Records that describe figures:
---------------

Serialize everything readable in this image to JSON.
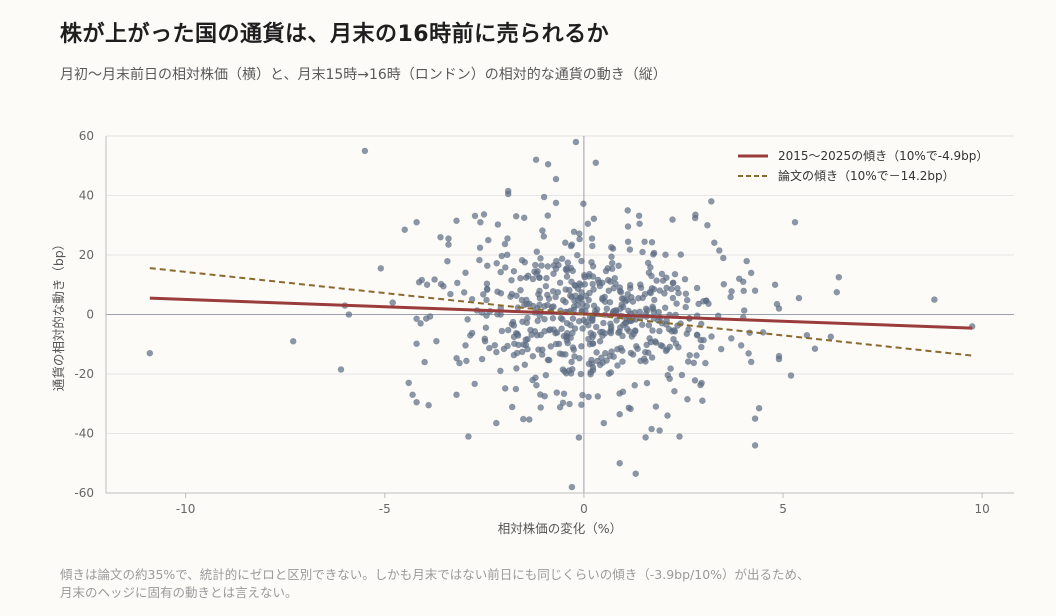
{
  "title": "株が上がった国の通貨は、月末の16時前に売られるか",
  "subtitle": "月初〜月末前日の相対株価（横）と、月末15時→16時（ロンドン）の相対的な通貨の動き（縦）",
  "footnote": [
    "傾きは論文の約35%で、統計的にゼロと区別できない。しかも月末ではない前日にも同じくらいの傾き（-3.9bp/10%）が出るため、",
    "月末のヘッジに固有の動きとは言えない。"
  ],
  "colors": {
    "background": "#fcfbf8",
    "points": "#5f6f86",
    "fit_line": "#9b3c3c",
    "paper_line": "#8a6a2e",
    "grid": "#e6e6e6",
    "zero_line": "#9aa0ad"
  },
  "chart_data": {
    "type": "scatter",
    "xlabel": "相対株価の変化（%）",
    "ylabel": "通貨の相対的な動き（bp）",
    "xlim": [
      -12,
      10.8
    ],
    "ylim": [
      -60,
      60
    ],
    "xticks": [
      -10,
      -5,
      0,
      5,
      10
    ],
    "yticks": [
      -60,
      -40,
      -20,
      0,
      20,
      40,
      60
    ],
    "grid": "horizontal",
    "legend_position": "top-right",
    "lines": [
      {
        "name": "2015〜2025の傾き（10%で-4.9bp）",
        "style": "solid",
        "color": "#9b3c3c",
        "x": [
          -10.9,
          9.75
        ],
        "y": [
          5.5,
          -4.6
        ]
      },
      {
        "name": "論文の傾き（10%で－14.2bp）",
        "style": "dashed",
        "color": "#8a6a2e",
        "x": [
          -10.9,
          9.75
        ],
        "y": [
          15.6,
          -13.8
        ]
      }
    ],
    "n_points_approx": 640,
    "x_sd_approx": 1.75,
    "y_sd_approx": 14,
    "points": [
      {
        "x": -10.9,
        "y": -13
      },
      {
        "x": -7.3,
        "y": -9
      },
      {
        "x": -6.1,
        "y": -18.5
      },
      {
        "x": -6.0,
        "y": 3
      },
      {
        "x": -5.9,
        "y": 0
      },
      {
        "x": -5.5,
        "y": 55
      },
      {
        "x": -5.1,
        "y": 15.5
      },
      {
        "x": -4.8,
        "y": 4
      },
      {
        "x": -4.5,
        "y": 28.5
      },
      {
        "x": -4.4,
        "y": -23
      },
      {
        "x": -4.3,
        "y": -27
      },
      {
        "x": -4.2,
        "y": -29.5
      },
      {
        "x": -4.2,
        "y": 31
      },
      {
        "x": -4.1,
        "y": -3
      },
      {
        "x": -4.0,
        "y": -16
      },
      {
        "x": -3.9,
        "y": -30.5
      },
      {
        "x": -3.6,
        "y": 26
      },
      {
        "x": -3.4,
        "y": 25.5
      },
      {
        "x": -3.4,
        "y": 23.5
      },
      {
        "x": -3.2,
        "y": 31.5
      },
      {
        "x": -3.2,
        "y": -27
      },
      {
        "x": -2.9,
        "y": -41
      },
      {
        "x": -2.6,
        "y": 31
      },
      {
        "x": -2.4,
        "y": 25
      },
      {
        "x": -2.2,
        "y": -36.5
      },
      {
        "x": -1.9,
        "y": 40.5
      },
      {
        "x": -1.9,
        "y": 41.5
      },
      {
        "x": -1.7,
        "y": 33
      },
      {
        "x": -1.5,
        "y": 32.5
      },
      {
        "x": -1.2,
        "y": 52
      },
      {
        "x": -1.0,
        "y": 39.5
      },
      {
        "x": -0.9,
        "y": 50.5
      },
      {
        "x": -0.7,
        "y": 45.5
      },
      {
        "x": -0.7,
        "y": 37.5
      },
      {
        "x": -0.3,
        "y": -58
      },
      {
        "x": -0.3,
        "y": 23.5
      },
      {
        "x": -0.2,
        "y": 58
      },
      {
        "x": 0.1,
        "y": 30.5
      },
      {
        "x": 0.3,
        "y": 51
      },
      {
        "x": 0.5,
        "y": -36.5
      },
      {
        "x": 0.9,
        "y": -33.5
      },
      {
        "x": 0.9,
        "y": -50
      },
      {
        "x": 1.1,
        "y": 35
      },
      {
        "x": 1.3,
        "y": -53.5
      },
      {
        "x": 1.4,
        "y": 30.5
      },
      {
        "x": 1.7,
        "y": -38.5
      },
      {
        "x": 1.9,
        "y": -39
      },
      {
        "x": 2.1,
        "y": -34
      },
      {
        "x": 2.4,
        "y": -41
      },
      {
        "x": 2.6,
        "y": -28.5
      },
      {
        "x": 2.8,
        "y": 33.5
      },
      {
        "x": 3.1,
        "y": 30
      },
      {
        "x": 3.2,
        "y": 38
      },
      {
        "x": 3.4,
        "y": 21.5
      },
      {
        "x": 3.5,
        "y": 19
      },
      {
        "x": 3.9,
        "y": 12
      },
      {
        "x": 4.0,
        "y": 11
      },
      {
        "x": 4.2,
        "y": 14
      },
      {
        "x": 4.3,
        "y": 8
      },
      {
        "x": 4.3,
        "y": -44
      },
      {
        "x": 4.4,
        "y": -31.5
      },
      {
        "x": 4.3,
        "y": -35
      },
      {
        "x": 4.5,
        "y": -6
      },
      {
        "x": 4.8,
        "y": 10
      },
      {
        "x": 4.9,
        "y": 2
      },
      {
        "x": 4.85,
        "y": 3.5
      },
      {
        "x": 4.9,
        "y": -14
      },
      {
        "x": 4.9,
        "y": -15
      },
      {
        "x": 5.2,
        "y": -20.5
      },
      {
        "x": 5.3,
        "y": 31
      },
      {
        "x": 5.4,
        "y": 5.5
      },
      {
        "x": 5.6,
        "y": -7
      },
      {
        "x": 5.8,
        "y": -11.5
      },
      {
        "x": 6.2,
        "y": -7.5
      },
      {
        "x": 6.4,
        "y": 12.5
      },
      {
        "x": 6.35,
        "y": 7.5
      },
      {
        "x": 8.8,
        "y": 5
      },
      {
        "x": 9.75,
        "y": -4
      }
    ]
  }
}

---------------

To do:
From the listing above, collect each line in which the string "name" appears.

Result of the task:
        "name": "2015〜2025の傾き（10%で-4.9bp）",
        "name": "論文の傾き（10%で－14.2bp）",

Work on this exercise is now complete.